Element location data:
....................

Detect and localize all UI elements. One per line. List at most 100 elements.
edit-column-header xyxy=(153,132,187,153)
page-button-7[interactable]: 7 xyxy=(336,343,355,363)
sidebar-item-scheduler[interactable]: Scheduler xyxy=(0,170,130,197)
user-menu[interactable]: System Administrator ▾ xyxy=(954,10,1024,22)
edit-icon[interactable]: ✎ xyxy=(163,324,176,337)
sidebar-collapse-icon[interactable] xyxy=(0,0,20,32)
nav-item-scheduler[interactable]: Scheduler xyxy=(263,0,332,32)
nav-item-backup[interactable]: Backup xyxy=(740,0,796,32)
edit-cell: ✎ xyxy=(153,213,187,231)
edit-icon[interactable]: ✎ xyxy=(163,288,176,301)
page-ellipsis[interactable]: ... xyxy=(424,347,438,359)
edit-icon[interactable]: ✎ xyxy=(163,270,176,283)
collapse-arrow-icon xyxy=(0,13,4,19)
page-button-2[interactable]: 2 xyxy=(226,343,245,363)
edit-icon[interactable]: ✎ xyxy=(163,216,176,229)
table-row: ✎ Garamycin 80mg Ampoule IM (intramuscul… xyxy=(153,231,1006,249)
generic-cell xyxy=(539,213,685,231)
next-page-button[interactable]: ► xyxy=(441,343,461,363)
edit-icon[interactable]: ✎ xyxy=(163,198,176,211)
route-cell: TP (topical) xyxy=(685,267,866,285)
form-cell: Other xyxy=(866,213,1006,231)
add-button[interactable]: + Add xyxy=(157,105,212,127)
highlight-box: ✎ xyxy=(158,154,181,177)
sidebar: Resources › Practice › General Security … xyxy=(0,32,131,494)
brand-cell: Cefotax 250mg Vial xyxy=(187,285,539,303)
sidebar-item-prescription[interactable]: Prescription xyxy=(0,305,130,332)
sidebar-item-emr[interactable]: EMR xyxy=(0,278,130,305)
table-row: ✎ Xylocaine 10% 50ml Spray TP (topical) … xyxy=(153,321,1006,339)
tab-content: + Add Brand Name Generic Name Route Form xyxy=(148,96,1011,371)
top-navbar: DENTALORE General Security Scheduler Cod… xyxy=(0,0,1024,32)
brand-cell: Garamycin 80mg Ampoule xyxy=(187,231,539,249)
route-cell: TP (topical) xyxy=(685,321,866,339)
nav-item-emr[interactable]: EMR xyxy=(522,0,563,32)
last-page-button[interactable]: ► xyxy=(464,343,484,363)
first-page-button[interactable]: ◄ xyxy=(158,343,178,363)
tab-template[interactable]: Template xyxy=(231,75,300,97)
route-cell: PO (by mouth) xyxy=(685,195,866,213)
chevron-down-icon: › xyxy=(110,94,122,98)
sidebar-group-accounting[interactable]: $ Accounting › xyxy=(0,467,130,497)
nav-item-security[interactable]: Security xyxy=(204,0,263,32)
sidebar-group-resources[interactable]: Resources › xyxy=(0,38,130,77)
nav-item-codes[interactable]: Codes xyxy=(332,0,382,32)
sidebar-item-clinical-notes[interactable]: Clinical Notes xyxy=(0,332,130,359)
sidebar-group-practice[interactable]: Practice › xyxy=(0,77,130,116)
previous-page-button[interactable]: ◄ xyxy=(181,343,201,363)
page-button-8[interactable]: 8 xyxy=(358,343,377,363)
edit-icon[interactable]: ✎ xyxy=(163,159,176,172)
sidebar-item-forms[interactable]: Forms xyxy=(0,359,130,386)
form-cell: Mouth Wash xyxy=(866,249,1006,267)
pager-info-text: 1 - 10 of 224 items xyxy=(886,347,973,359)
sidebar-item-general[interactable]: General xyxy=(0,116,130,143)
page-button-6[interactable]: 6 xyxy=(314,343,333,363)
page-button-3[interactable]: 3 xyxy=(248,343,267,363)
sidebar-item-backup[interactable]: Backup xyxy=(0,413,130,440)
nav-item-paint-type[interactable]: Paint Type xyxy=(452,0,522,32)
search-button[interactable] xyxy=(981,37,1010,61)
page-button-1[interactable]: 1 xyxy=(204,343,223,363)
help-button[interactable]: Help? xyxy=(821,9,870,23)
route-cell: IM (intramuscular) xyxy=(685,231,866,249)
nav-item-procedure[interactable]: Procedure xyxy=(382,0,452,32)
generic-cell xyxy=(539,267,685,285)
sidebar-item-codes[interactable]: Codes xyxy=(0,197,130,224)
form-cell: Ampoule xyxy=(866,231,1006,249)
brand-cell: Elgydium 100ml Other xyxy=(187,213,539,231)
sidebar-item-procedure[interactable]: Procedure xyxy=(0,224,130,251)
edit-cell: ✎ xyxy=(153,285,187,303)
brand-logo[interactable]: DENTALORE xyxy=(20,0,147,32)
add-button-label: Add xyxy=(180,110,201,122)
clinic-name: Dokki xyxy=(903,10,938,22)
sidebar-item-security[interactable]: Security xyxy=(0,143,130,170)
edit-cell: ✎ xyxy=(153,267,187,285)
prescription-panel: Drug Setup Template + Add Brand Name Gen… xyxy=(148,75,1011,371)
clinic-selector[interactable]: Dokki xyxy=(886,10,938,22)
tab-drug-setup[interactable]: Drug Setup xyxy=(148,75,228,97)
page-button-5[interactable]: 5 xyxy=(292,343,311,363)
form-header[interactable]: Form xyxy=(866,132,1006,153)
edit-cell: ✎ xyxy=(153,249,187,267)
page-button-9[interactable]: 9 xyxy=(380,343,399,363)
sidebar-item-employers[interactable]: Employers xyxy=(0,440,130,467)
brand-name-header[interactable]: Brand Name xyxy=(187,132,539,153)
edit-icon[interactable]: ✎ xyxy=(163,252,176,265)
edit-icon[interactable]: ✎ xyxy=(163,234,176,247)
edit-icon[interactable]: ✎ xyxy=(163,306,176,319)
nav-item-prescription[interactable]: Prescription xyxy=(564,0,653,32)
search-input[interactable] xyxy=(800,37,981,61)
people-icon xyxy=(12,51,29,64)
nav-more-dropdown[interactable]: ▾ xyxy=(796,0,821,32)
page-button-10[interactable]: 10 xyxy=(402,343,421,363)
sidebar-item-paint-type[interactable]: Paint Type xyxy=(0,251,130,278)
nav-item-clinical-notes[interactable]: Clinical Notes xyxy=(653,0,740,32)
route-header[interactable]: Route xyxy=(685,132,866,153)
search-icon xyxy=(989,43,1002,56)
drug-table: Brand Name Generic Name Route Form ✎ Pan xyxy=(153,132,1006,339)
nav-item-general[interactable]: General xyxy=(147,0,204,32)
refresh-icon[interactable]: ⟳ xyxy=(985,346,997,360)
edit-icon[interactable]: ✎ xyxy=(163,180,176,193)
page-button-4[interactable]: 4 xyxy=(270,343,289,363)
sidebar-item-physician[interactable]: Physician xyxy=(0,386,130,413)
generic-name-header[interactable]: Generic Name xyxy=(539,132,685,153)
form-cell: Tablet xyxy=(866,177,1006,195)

....................

Work instructions:
Please copy the entries word for word, from the first line through the line holding "page-button-2[interactable]: 2 xyxy=(226,343,245,363)", inclusive.

In response:
Detect and localize all UI elements. One per line. List at most 100 elements.
edit-column-header xyxy=(153,132,187,153)
page-button-7[interactable]: 7 xyxy=(336,343,355,363)
sidebar-item-scheduler[interactable]: Scheduler xyxy=(0,170,130,197)
user-menu[interactable]: System Administrator ▾ xyxy=(954,10,1024,22)
edit-icon[interactable]: ✎ xyxy=(163,324,176,337)
sidebar-collapse-icon[interactable] xyxy=(0,0,20,32)
nav-item-scheduler[interactable]: Scheduler xyxy=(263,0,332,32)
nav-item-backup[interactable]: Backup xyxy=(740,0,796,32)
edit-cell: ✎ xyxy=(153,213,187,231)
edit-icon[interactable]: ✎ xyxy=(163,288,176,301)
page-ellipsis[interactable]: ... xyxy=(424,347,438,359)
edit-icon[interactable]: ✎ xyxy=(163,270,176,283)
collapse-arrow-icon xyxy=(0,13,4,19)
page-button-2[interactable]: 2 xyxy=(226,343,245,363)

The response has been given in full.